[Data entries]
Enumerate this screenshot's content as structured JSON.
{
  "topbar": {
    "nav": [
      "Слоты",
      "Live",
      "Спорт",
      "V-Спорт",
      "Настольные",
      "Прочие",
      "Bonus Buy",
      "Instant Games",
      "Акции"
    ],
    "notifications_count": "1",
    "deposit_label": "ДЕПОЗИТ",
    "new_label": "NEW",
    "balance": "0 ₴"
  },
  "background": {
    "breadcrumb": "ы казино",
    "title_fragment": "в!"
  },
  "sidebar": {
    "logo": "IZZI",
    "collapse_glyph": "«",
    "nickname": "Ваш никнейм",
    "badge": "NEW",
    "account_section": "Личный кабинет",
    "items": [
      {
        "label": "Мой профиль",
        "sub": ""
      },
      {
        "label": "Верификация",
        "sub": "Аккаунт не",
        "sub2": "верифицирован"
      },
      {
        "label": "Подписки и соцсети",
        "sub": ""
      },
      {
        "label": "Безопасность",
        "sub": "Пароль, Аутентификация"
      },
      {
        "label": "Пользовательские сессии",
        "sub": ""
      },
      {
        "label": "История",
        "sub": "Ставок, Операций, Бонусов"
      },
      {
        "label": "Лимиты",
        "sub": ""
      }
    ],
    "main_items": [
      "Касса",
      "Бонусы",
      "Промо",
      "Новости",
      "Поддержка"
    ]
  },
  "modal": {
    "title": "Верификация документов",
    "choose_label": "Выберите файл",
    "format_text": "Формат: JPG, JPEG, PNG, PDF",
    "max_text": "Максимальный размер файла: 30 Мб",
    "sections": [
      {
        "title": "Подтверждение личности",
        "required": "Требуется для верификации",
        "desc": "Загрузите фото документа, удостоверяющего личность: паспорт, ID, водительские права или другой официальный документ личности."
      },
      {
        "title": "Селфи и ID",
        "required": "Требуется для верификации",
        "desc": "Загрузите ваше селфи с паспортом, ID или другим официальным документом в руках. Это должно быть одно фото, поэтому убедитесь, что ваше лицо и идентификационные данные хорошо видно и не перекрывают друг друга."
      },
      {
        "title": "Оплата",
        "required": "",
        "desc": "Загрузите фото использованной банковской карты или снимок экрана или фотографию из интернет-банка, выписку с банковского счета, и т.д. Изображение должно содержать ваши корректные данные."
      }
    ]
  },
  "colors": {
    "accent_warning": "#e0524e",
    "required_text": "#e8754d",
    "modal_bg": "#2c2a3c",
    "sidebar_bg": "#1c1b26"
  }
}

==

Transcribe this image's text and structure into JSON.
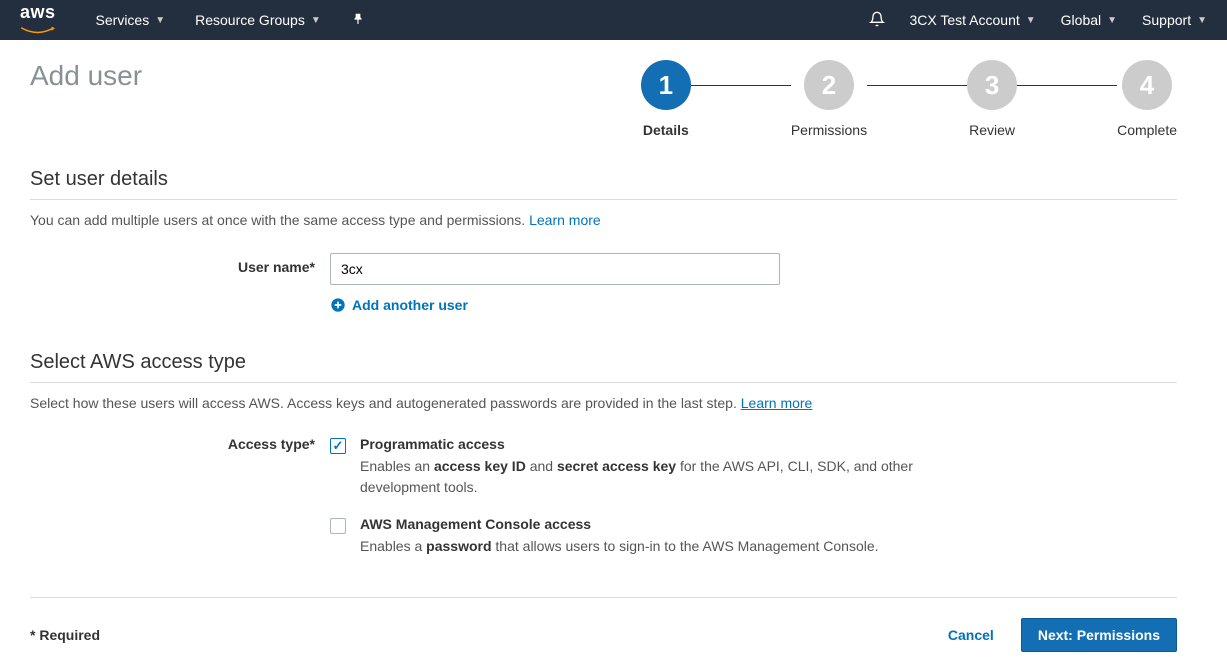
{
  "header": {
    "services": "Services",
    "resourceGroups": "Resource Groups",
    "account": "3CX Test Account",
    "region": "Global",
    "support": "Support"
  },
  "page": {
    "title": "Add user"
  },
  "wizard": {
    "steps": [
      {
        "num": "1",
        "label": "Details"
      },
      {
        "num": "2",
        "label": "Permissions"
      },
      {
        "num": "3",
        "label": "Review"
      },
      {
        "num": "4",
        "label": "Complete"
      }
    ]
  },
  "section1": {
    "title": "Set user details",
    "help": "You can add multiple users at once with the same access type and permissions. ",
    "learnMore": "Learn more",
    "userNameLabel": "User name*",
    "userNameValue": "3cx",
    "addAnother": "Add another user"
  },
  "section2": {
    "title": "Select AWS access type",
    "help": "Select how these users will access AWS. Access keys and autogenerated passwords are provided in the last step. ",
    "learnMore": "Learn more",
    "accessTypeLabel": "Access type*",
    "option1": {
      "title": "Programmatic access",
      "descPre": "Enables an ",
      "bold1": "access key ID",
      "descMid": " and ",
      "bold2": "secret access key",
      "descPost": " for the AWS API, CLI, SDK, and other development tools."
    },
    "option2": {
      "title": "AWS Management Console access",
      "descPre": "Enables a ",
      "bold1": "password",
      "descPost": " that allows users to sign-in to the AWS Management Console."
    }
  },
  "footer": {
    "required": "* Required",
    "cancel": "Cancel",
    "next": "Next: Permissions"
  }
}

• Goal of the exercise
Using the listing above, pick out each line that contains the word "users", then copy it.

• Right answer
    "help": "You can add multiple users at once with the same access type and permissions. ",
    "help": "Select how these users will access AWS. Access keys and autogenerated passwords are provided in the last step. ",
      "descPost": " that allows users to sign-in to the AWS Management Console."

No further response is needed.